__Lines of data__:
----
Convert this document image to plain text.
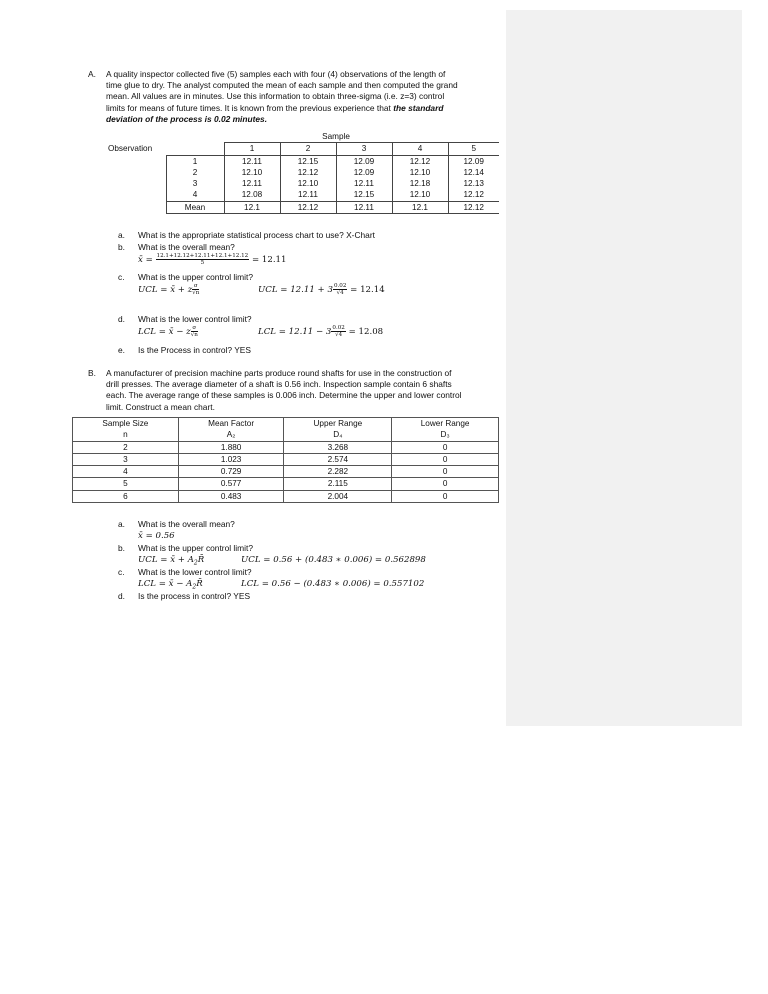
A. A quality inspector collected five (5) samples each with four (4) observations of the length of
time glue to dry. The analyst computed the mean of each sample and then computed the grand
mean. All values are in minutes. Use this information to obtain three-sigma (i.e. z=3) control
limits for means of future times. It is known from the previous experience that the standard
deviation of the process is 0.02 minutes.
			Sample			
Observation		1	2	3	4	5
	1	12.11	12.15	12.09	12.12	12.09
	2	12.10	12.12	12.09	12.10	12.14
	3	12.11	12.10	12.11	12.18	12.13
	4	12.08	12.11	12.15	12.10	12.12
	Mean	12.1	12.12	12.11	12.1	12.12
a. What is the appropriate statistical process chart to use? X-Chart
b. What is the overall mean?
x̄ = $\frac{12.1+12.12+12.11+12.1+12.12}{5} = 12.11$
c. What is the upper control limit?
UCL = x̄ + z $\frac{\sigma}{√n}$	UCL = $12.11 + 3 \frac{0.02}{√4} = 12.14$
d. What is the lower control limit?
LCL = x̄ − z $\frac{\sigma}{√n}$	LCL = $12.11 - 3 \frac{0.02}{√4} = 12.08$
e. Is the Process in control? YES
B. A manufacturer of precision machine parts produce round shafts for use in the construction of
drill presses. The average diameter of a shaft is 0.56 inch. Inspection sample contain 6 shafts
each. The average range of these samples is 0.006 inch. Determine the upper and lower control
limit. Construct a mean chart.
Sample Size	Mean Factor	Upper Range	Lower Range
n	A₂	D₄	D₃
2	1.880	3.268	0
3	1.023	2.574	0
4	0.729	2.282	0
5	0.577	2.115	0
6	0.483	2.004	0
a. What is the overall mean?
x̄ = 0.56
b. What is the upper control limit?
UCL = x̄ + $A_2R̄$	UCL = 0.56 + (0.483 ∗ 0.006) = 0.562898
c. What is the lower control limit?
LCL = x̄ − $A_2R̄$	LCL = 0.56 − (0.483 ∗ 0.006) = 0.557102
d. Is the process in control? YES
----
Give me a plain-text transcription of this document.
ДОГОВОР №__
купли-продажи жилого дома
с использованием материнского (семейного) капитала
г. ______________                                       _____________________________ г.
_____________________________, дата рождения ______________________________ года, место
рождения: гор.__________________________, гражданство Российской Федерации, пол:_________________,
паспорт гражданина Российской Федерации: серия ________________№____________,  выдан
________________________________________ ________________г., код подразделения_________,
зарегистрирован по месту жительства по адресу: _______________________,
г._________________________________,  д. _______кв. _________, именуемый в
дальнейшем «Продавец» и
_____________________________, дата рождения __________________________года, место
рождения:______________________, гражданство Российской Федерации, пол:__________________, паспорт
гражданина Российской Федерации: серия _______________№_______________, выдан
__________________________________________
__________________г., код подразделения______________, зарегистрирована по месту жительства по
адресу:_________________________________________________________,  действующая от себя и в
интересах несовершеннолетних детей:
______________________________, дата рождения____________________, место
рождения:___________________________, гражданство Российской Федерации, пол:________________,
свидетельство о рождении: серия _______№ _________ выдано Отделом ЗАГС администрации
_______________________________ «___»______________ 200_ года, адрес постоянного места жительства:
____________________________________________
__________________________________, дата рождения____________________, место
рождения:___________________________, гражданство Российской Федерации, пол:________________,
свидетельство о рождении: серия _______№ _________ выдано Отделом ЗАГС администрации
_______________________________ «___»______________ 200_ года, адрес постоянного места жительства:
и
----
__INSTRUCTIONS FOR THE TASK__: Select all lines in the listing above where the word "серия" appears, and show them.

__SOLUTION FOR THIS TASK__:
паспорт гражданина Российской Федерации: серия ________________№____________,  выдан
гражданина Российской Федерации: серия _______________№_______________, выдан
свидетельство о рождении: серия _______№ _________ выдано Отделом ЗАГС администрации
свидетельство о рождении: серия _______№ _________ выдано Отделом ЗАГС администрации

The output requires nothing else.